INSTRUCTION –
Gather up every line that includes the string "Association".

EXCERPTED RECORDS –
:::::

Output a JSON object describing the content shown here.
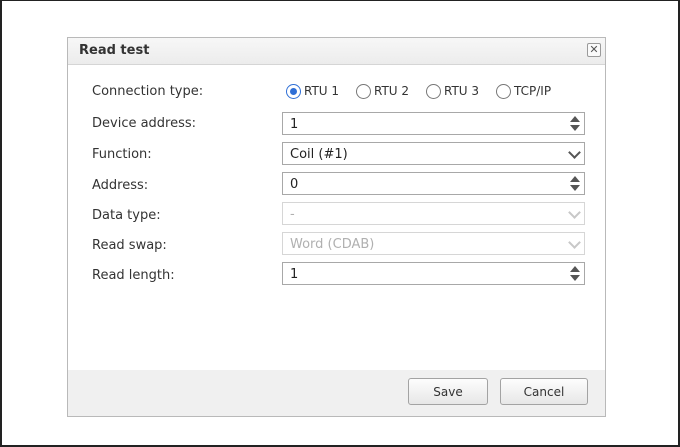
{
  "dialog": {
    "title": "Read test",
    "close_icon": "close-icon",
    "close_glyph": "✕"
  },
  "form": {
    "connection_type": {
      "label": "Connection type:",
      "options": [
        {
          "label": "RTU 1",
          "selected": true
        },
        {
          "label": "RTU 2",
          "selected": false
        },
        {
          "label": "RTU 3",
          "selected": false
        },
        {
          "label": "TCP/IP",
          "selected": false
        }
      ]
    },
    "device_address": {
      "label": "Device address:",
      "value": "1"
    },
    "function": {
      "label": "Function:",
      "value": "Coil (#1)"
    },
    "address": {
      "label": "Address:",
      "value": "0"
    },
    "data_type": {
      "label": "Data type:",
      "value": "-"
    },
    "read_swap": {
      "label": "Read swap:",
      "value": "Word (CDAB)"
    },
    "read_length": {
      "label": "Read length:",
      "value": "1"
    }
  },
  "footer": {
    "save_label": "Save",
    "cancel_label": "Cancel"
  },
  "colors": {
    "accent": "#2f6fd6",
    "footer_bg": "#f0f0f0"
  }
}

:::::

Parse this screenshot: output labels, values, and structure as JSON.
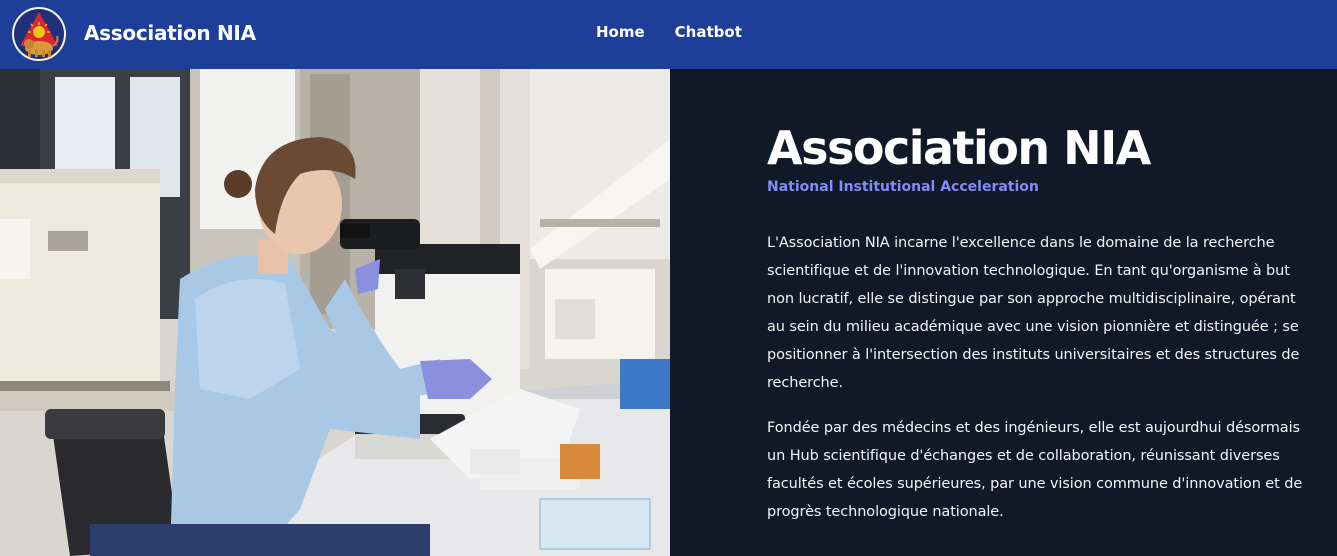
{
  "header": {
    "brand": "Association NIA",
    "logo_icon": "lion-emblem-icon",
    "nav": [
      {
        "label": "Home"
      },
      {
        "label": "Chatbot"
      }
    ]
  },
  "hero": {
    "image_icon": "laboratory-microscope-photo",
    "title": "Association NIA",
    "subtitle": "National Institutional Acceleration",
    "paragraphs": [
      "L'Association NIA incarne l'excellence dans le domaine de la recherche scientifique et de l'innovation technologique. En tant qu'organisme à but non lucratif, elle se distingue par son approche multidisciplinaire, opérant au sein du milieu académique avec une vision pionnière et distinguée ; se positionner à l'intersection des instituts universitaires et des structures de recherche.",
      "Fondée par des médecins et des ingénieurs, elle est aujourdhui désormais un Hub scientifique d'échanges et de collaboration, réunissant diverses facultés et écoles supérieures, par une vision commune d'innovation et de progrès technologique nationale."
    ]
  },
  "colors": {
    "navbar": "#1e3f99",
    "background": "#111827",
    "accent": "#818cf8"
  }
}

:::::

COMPLETE ANSWER –
    "brand": "Association NIA",
    "title": "Association NIA",
      "L'Association NIA incarne l'excellence dans le domaine de la recherche scientifique et de l'innovation technologique. En tant qu'organisme à but non lucratif, elle se distingue par son approche multidisciplinaire, opérant au sein du milieu académique avec une vision pionnière et distinguée ; se positionner à l'intersection des instituts universitaires et des structures de recherche.",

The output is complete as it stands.